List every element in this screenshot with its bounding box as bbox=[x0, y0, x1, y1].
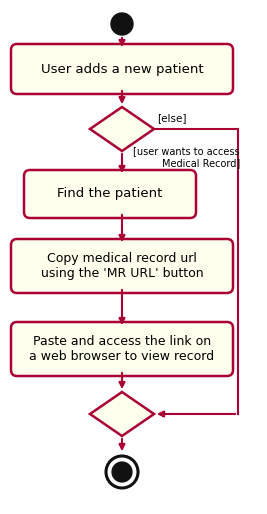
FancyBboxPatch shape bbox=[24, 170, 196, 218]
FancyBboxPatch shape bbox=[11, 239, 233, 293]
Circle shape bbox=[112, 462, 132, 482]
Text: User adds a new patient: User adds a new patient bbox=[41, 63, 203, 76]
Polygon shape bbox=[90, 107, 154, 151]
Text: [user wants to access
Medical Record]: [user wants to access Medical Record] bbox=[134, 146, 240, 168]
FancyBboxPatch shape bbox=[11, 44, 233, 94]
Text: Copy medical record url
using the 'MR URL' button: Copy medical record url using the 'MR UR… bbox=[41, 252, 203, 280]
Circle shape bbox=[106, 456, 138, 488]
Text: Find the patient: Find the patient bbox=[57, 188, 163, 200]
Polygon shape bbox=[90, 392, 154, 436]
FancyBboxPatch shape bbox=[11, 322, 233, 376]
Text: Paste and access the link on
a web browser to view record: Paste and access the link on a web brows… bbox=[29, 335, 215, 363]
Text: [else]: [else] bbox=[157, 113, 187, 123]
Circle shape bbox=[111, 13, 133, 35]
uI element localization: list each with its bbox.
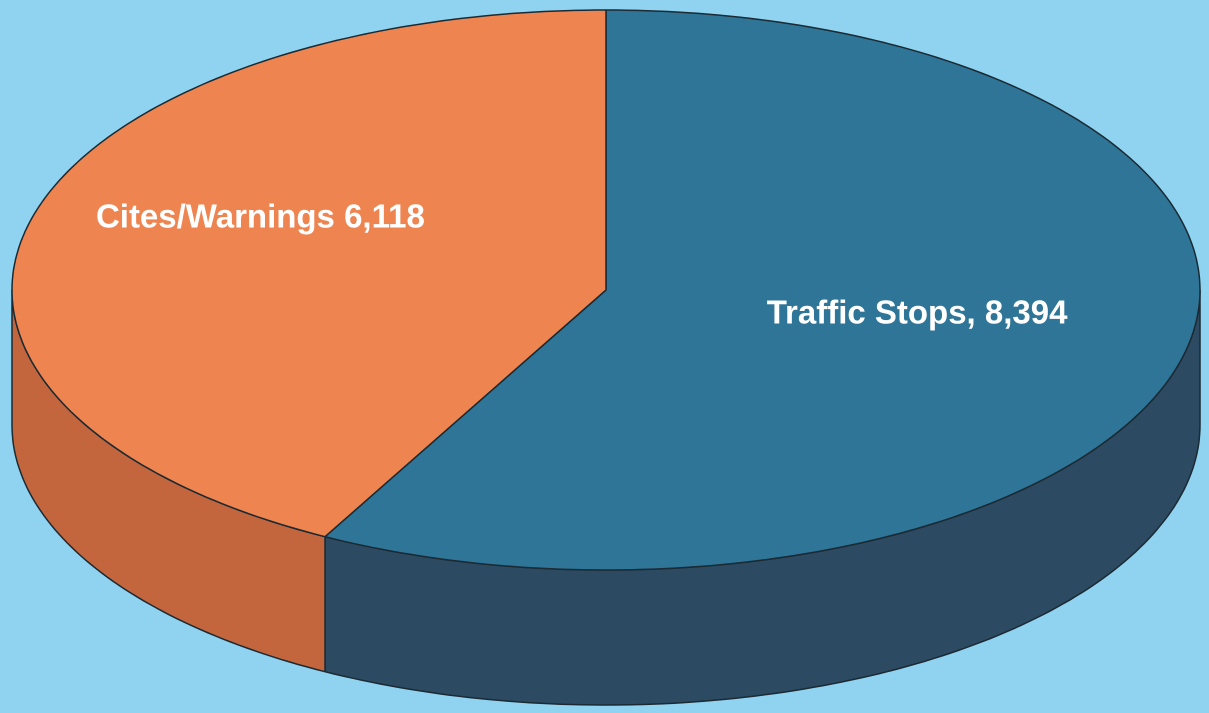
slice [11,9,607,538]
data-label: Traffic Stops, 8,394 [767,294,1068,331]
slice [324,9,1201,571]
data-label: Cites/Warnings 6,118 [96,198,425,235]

TASK DESCRIPTION -> Repeat the data above with "bounding box" swapped for "enclosing box" and everything else left as it is. Leave out the pictures.

EXERCISE RESULT ->
List every element in this screenshot with its enclosing box as bbox=[x0, y0, x1, y1].
FancyBboxPatch shape bbox=[24, 170, 196, 218]
FancyBboxPatch shape bbox=[11, 239, 233, 293]
Circle shape bbox=[112, 462, 132, 482]
Text: User adds a new patient: User adds a new patient bbox=[41, 63, 203, 76]
Polygon shape bbox=[90, 107, 154, 151]
Text: [user wants to access
Medical Record]: [user wants to access Medical Record] bbox=[134, 146, 240, 168]
FancyBboxPatch shape bbox=[11, 44, 233, 94]
Text: Copy medical record url
using the 'MR URL' button: Copy medical record url using the 'MR UR… bbox=[41, 252, 203, 280]
Circle shape bbox=[106, 456, 138, 488]
Text: Find the patient: Find the patient bbox=[57, 188, 163, 200]
Polygon shape bbox=[90, 392, 154, 436]
FancyBboxPatch shape bbox=[11, 322, 233, 376]
Text: Paste and access the link on
a web browser to view record: Paste and access the link on a web brows… bbox=[29, 335, 215, 363]
Text: [else]: [else] bbox=[157, 113, 187, 123]
Circle shape bbox=[111, 13, 133, 35]
uI element localization: list each with its bbox.
slice [11,9,607,538]
data-label: Traffic Stops, 8,394 [767,294,1068,331]
slice [324,9,1201,571]
data-label: Cites/Warnings 6,118 [96,198,425,235]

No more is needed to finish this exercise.